● **Given task**
List every line below containing "source".

● **Data extract**

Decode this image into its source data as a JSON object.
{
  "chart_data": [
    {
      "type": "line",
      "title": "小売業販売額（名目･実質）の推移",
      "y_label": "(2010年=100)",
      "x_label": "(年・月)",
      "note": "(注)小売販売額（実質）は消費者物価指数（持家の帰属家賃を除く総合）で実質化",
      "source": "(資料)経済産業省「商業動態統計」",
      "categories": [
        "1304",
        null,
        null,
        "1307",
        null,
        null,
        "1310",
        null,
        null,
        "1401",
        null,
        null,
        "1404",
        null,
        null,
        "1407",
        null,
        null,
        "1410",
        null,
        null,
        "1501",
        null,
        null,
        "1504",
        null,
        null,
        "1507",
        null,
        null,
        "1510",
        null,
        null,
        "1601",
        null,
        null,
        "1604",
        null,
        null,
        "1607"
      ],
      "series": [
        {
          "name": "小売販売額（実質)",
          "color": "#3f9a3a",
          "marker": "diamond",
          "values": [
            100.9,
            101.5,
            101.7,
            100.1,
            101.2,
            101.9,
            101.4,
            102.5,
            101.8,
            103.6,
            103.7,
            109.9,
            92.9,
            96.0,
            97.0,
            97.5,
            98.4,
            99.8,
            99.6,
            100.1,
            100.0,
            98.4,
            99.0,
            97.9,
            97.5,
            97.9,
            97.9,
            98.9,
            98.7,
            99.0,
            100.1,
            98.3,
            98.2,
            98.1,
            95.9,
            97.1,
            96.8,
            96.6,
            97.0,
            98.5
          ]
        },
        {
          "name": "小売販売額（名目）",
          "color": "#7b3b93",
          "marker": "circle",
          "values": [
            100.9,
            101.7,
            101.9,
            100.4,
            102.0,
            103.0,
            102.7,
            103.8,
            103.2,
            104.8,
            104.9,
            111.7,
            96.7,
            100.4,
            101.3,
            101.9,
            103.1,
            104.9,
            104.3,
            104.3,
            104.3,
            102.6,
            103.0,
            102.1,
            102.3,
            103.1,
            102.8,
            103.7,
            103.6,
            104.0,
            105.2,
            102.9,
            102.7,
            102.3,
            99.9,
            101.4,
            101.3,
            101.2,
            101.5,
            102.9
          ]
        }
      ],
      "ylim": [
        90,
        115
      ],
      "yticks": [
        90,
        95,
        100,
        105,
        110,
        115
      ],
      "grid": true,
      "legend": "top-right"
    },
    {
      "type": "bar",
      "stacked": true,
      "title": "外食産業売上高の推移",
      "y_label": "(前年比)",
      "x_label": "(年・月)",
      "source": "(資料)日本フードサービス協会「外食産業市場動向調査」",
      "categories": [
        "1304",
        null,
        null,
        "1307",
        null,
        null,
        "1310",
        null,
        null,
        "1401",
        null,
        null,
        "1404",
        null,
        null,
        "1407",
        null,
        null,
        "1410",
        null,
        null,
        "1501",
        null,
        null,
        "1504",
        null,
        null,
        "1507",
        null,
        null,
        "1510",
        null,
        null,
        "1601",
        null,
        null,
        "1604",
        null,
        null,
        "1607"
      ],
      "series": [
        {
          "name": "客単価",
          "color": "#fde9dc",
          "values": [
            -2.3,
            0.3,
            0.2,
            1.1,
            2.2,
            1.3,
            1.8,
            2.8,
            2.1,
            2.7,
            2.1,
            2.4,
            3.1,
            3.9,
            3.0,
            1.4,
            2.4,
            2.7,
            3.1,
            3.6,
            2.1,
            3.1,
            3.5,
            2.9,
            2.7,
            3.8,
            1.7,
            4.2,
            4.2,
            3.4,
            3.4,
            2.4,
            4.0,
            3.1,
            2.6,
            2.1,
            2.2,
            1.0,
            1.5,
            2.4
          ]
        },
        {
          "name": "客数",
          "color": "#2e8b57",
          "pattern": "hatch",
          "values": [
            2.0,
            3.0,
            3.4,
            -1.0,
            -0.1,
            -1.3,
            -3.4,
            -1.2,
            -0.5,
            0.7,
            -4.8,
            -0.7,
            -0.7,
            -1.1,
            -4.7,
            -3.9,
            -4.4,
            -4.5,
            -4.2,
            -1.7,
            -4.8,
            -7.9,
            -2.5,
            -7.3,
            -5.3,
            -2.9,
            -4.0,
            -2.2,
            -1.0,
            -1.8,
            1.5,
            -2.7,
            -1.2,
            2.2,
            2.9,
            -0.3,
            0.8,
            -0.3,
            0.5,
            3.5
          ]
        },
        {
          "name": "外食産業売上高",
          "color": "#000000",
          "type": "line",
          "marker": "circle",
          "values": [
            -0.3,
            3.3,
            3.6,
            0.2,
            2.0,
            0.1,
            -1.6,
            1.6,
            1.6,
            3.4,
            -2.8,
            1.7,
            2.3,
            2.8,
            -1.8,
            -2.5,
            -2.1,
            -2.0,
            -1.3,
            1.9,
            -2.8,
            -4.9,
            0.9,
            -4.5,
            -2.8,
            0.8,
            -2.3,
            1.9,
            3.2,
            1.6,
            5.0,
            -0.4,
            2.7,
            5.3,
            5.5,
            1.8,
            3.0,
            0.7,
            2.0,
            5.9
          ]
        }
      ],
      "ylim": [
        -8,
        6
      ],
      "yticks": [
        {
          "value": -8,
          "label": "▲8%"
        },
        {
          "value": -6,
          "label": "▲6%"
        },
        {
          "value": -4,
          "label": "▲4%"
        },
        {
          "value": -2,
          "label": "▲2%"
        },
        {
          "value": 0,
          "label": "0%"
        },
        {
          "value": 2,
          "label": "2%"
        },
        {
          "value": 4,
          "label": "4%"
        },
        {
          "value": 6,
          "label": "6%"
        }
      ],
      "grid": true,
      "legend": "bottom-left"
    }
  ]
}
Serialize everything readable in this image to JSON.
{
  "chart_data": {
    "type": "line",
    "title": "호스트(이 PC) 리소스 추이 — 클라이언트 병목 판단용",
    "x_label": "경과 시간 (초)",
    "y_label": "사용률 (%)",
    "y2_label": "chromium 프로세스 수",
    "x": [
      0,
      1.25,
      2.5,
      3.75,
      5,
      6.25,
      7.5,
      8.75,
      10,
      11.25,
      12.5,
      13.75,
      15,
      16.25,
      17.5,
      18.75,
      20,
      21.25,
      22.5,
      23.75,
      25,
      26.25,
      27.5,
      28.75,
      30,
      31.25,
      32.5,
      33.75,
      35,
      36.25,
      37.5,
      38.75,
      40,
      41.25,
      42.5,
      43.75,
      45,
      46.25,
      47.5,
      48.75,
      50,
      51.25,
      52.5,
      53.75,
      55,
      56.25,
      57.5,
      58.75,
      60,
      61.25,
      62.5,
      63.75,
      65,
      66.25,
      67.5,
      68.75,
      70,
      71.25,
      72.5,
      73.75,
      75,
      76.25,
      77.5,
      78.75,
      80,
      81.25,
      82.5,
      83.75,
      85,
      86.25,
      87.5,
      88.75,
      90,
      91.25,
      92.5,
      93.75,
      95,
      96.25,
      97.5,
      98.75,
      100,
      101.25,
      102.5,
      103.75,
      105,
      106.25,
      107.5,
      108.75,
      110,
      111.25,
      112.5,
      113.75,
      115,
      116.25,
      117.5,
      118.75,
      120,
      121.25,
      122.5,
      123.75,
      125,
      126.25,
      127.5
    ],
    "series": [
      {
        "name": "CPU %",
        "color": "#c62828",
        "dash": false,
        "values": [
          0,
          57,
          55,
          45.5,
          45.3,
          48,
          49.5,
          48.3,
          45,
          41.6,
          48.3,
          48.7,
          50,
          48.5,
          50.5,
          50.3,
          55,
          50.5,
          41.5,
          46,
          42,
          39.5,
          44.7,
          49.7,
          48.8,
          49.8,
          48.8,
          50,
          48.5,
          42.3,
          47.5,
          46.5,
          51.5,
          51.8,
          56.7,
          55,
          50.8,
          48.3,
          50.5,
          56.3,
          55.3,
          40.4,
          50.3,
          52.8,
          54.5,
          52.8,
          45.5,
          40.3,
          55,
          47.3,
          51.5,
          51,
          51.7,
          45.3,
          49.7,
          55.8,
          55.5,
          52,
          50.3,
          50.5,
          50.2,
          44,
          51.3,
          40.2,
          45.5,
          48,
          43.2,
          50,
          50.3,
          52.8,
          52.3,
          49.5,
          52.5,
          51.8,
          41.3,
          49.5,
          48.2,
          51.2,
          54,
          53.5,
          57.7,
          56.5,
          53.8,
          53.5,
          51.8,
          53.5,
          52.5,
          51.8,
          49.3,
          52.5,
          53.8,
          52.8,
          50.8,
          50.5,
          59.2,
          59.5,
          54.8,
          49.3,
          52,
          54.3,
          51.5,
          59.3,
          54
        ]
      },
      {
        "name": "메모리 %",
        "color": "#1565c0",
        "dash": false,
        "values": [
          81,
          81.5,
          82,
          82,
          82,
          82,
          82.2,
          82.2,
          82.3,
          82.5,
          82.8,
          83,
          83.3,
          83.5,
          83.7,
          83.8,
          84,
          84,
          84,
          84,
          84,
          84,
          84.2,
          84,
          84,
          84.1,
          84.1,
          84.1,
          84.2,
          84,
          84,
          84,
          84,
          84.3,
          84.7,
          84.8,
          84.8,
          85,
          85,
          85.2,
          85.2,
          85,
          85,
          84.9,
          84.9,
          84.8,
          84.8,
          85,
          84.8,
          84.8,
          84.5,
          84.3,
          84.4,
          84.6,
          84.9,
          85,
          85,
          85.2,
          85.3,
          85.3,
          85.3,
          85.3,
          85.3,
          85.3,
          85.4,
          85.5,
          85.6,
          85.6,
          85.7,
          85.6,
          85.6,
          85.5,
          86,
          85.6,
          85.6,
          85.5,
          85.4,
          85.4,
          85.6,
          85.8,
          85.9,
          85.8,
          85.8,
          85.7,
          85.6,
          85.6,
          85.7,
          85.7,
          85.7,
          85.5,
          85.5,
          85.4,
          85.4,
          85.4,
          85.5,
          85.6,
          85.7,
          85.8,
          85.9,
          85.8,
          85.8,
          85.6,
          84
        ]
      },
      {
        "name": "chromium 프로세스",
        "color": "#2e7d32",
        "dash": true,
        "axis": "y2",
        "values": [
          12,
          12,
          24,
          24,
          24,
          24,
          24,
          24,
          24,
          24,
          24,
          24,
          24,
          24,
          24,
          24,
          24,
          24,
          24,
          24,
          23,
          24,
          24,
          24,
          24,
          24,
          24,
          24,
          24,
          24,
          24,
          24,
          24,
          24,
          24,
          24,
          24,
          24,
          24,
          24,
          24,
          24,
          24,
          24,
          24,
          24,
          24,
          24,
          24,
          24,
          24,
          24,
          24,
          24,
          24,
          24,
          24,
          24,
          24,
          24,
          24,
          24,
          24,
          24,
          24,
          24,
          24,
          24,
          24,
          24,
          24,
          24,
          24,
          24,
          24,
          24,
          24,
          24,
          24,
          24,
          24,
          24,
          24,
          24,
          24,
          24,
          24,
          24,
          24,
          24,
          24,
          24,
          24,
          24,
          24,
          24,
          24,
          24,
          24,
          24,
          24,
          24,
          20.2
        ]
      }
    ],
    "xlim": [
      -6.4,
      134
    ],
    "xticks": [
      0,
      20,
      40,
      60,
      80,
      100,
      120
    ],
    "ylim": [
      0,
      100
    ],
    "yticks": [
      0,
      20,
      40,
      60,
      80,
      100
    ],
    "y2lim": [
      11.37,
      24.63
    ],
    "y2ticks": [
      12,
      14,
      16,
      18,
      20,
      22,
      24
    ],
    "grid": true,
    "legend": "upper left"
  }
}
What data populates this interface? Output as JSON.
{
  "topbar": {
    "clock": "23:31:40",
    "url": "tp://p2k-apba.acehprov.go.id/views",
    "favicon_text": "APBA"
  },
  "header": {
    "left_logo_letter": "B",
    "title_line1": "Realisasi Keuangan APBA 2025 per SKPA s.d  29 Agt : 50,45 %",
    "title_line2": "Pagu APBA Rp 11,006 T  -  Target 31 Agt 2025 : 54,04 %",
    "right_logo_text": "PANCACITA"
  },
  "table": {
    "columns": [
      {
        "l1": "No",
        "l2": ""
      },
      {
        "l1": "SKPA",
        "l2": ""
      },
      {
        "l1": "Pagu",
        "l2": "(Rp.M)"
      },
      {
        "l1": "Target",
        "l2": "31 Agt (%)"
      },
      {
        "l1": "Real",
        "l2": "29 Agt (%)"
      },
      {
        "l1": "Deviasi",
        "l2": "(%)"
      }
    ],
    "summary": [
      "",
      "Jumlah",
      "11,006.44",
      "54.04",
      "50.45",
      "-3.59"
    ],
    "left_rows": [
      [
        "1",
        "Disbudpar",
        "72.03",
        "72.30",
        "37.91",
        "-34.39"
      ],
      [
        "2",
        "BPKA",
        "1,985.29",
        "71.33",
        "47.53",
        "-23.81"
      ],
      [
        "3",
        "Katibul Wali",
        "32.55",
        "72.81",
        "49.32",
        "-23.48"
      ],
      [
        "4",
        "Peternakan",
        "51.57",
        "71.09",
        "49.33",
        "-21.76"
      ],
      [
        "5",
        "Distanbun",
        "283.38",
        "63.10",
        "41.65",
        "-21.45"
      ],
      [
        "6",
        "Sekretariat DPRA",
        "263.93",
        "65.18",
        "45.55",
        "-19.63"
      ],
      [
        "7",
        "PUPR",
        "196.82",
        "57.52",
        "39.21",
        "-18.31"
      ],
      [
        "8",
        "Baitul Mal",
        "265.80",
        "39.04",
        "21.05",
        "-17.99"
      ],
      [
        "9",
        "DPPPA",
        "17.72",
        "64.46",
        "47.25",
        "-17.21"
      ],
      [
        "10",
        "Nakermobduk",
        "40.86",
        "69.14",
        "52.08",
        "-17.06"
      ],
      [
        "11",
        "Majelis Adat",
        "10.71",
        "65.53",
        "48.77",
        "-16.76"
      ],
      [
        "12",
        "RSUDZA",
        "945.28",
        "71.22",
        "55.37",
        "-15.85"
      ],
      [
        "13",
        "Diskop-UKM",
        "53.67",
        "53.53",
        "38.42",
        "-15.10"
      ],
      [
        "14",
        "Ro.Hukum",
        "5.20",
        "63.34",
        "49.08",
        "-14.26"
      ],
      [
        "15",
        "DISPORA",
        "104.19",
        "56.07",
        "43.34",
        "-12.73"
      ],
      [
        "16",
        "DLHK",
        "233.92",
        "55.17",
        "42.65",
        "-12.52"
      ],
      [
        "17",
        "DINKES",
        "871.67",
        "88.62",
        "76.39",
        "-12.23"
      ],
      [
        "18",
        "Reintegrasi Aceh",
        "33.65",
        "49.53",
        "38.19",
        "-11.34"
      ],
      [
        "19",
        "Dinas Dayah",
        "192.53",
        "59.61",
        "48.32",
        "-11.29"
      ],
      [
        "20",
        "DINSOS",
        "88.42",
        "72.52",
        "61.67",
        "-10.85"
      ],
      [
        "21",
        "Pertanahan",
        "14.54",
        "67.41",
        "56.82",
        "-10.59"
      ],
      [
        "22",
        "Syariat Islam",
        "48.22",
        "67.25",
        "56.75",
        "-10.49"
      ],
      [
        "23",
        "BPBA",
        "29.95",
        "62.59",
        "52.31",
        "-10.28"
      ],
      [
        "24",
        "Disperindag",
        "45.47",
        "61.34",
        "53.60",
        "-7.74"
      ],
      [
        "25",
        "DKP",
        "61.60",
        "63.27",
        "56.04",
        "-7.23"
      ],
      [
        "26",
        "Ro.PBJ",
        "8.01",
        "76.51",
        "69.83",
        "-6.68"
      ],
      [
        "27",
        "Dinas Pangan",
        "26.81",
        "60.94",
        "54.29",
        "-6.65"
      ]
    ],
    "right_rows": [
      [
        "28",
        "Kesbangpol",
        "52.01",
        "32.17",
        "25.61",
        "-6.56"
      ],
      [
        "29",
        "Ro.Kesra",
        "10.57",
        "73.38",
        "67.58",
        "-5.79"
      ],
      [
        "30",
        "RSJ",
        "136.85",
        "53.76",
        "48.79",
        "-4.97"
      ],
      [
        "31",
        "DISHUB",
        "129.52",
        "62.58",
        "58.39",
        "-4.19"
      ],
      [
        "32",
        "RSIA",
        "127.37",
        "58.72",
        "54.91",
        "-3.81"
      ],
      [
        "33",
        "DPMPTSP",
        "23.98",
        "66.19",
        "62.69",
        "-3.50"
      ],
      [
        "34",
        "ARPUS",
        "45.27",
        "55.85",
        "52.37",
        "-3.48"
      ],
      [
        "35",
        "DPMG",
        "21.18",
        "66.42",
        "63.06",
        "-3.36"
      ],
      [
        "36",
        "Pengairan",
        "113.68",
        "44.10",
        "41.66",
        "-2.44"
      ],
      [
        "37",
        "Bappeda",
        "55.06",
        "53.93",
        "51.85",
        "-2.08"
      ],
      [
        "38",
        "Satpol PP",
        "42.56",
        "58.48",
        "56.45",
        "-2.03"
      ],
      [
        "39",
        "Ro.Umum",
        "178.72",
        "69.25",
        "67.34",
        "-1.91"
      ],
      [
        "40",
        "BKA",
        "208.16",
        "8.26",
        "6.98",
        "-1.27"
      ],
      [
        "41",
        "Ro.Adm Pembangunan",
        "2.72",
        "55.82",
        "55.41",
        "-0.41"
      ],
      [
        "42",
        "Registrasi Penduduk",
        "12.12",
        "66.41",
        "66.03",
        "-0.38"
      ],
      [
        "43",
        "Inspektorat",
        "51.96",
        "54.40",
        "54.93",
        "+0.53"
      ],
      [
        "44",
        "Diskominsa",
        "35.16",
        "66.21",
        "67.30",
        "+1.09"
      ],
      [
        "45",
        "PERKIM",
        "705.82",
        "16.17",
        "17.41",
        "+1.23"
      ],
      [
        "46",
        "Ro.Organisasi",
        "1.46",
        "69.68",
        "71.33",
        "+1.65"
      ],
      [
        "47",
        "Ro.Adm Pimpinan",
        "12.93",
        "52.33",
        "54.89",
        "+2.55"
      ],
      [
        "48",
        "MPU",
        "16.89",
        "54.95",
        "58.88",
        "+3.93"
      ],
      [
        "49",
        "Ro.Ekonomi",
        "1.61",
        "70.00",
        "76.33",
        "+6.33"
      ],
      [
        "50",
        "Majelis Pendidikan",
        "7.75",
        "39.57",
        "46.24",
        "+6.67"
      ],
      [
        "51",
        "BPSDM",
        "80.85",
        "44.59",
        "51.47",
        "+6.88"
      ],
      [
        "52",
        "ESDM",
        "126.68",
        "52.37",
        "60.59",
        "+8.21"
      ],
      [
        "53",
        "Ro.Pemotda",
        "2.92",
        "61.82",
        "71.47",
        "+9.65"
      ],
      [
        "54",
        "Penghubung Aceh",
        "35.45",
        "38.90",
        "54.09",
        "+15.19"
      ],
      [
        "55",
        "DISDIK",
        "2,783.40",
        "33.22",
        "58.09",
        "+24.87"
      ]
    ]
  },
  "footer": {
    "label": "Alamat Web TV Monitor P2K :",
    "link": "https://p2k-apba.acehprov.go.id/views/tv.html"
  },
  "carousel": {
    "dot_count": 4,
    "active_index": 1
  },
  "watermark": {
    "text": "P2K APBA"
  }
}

● **Correct answer**
Decode this image into its source data as a JSON object.
      "source": "(資料)経済産業省「商業動態統計」",
      "source": "(資料)日本フードサービス協会「外食産業市場動向調査」",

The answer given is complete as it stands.